Material to process |
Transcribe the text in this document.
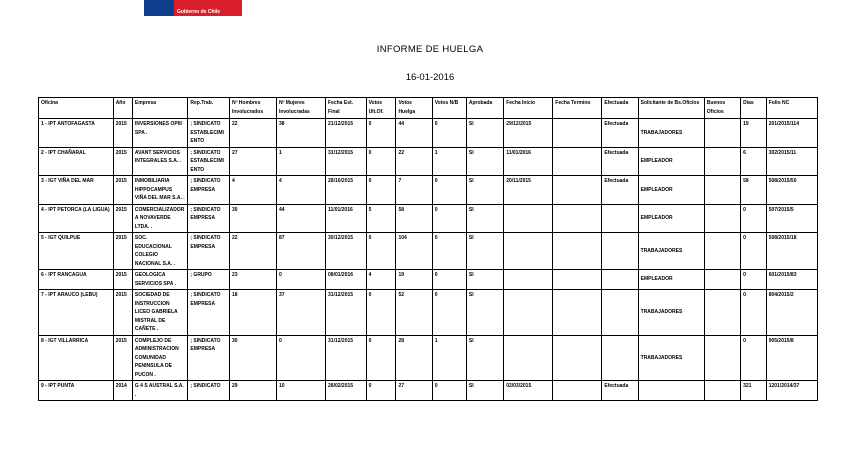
Gobierno de Chile
INFORME DE HUELGA
16-01-2016
Oficina	Año	Empresa	Rep.Trab.	Nº Hombres Involucrados	Nº Mujeres Involucradas	Fecha Est. Final	Votos Ult.Of.	Votos Huelga	Votos N/B	Aprobada	Fecha Inicio	Fecha Termino	Efectuada	Solicitante de Bs.Oficios	Buenos Oficios	Días	Folio NC
1 - IPT ANTOFAGASTA	2015	INVERSIONES OPIII SPA .	; SINDICATO ESTABLECIMIENTO	22	38	21/12/2015	0	44	0	SI	29/12/2015		Efectuada	TRABAJADORES		19	201/2015/114
2 - IPT CHAÑARAL	2015	AVANT SERVICIOS INTEGRALES S.A. .	; SINDICATO ESTABLECIMIENTO	27	1	31/12/2015	0	22	1	SI	11/01/2016		Efectuada	EMPLEADOR		6	302/2015/11
3 - IGT VIÑA DEL MAR	2015	INMOBILIARIA HIPPOCAMPUS VIÑA DEL MAR S.A. .	; SINDICATO EMPRESA	4	4	28/10/2015	0	7	0	SI	20/11/2015		Efectuada	EMPLEADOR		58	508/2015/50
4 - IPT PETORCA (LA LIGUA)	2015	COMERCIALIZADORA NOVAVERDE LTDA. .	; SINDICATO EMPRESA	30	44	11/01/2016	5	58	0	SI				EMPLEADOR		0	507/2015/5
5 - IGT QUILPUE	2015	SOC. EDUCACIONAL COLEGIO NACIONAL S.A. .	; SINDICATO EMPRESA	22	87	30/12/2015	0	104	0	SI				TRABAJADORES		0	508/2015/18
6 - IPT RANCAGUA	2015	GEOLOGICA SERVICIOS SPA .	; GRUPO	23	0	08/01/2016	4	19	0	SI				EMPLEADOR		0	601/2015/83
7 - IPT ARAUCO (LEBU)	2015	SOCIEDAD DE INSTRUCCION LICEO GABRIELA MISTRAL DE CAÑETE .	; SINDICATO EMPRESA	18	37	31/12/2015	0	52	0	SI				TRABAJADORES		0	804/2015/2
8 - IGT VILLARRICA	2015	COMPLEJO DE ADMINISTRACION COMUNIDAD PENINSULA DE PUCON .	; SINDICATO EMPRESA	30	0	31/12/2015	0	28	1	SI				TRABAJADORES		0	905/2015/8
9 - IPT PUNTA	2014	G 4 S AUSTRAL S.A. .	; SINDICATO	29	10	28/02/2015	0	27	0	SI	02/03/2015		Efectuada			321	1201/2014/37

Given instruction | Repeat all of the entries word for word, but omit the pictures.

Response |
Transcribe the text in this document.
Gobierno de Chile
INFORME DE HUELGA
16-01-2016
Oficina	Año	Empresa	Rep.Trab.	Nº Hombres Involucrados	Nº Mujeres Involucradas	Fecha Est. Final	Votos Ult.Of.	Votos Huelga	Votos N/B	Aprobada	Fecha Inicio	Fecha Termino	Efectuada	Solicitante de Bs.Oficios	Buenos Oficios	Días	Folio NC
1 - IPT ANTOFAGASTA	2015	INVERSIONES OPIII SPA .	; SINDICATO ESTABLECIMIENTO	22	38	21/12/2015	0	44	0	SI	29/12/2015		Efectuada	TRABAJADORES		19	201/2015/114
2 - IPT CHAÑARAL	2015	AVANT SERVICIOS INTEGRALES S.A. .	; SINDICATO ESTABLECIMIENTO	27	1	31/12/2015	0	22	1	SI	11/01/2016		Efectuada	EMPLEADOR		6	302/2015/11
3 - IGT VIÑA DEL MAR	2015	INMOBILIARIA HIPPOCAMPUS VIÑA DEL MAR S.A. .	; SINDICATO EMPRESA	4	4	28/10/2015	0	7	0	SI	20/11/2015		Efectuada	EMPLEADOR		58	508/2015/50
4 - IPT PETORCA (LA LIGUA)	2015	COMERCIALIZADORA NOVAVERDE LTDA. .	; SINDICATO EMPRESA	30	44	11/01/2016	5	58	0	SI				EMPLEADOR		0	507/2015/5
5 - IGT QUILPUE	2015	SOC. EDUCACIONAL COLEGIO NACIONAL S.A. .	; SINDICATO EMPRESA	22	87	30/12/2015	0	104	0	SI				TRABAJADORES		0	508/2015/18
6 - IPT RANCAGUA	2015	GEOLOGICA SERVICIOS SPA .	; GRUPO	23	0	08/01/2016	4	19	0	SI				EMPLEADOR		0	601/2015/83
7 - IPT ARAUCO (LEBU)	2015	SOCIEDAD DE INSTRUCCION LICEO GABRIELA MISTRAL DE CAÑETE .	; SINDICATO EMPRESA	18	37	31/12/2015	0	52	0	SI				TRABAJADORES		0	804/2015/2
8 - IGT VILLARRICA	2015	COMPLEJO DE ADMINISTRACION COMUNIDAD PENINSULA DE PUCON .	; SINDICATO EMPRESA	30	0	31/12/2015	0	28	1	SI				TRABAJADORES		0	905/2015/8
9 - IPT PUNTA	2014	G 4 S AUSTRAL S.A. .	; SINDICATO	29	10	28/02/2015	0	27	0	SI	02/03/2015		Efectuada			321	1201/2014/37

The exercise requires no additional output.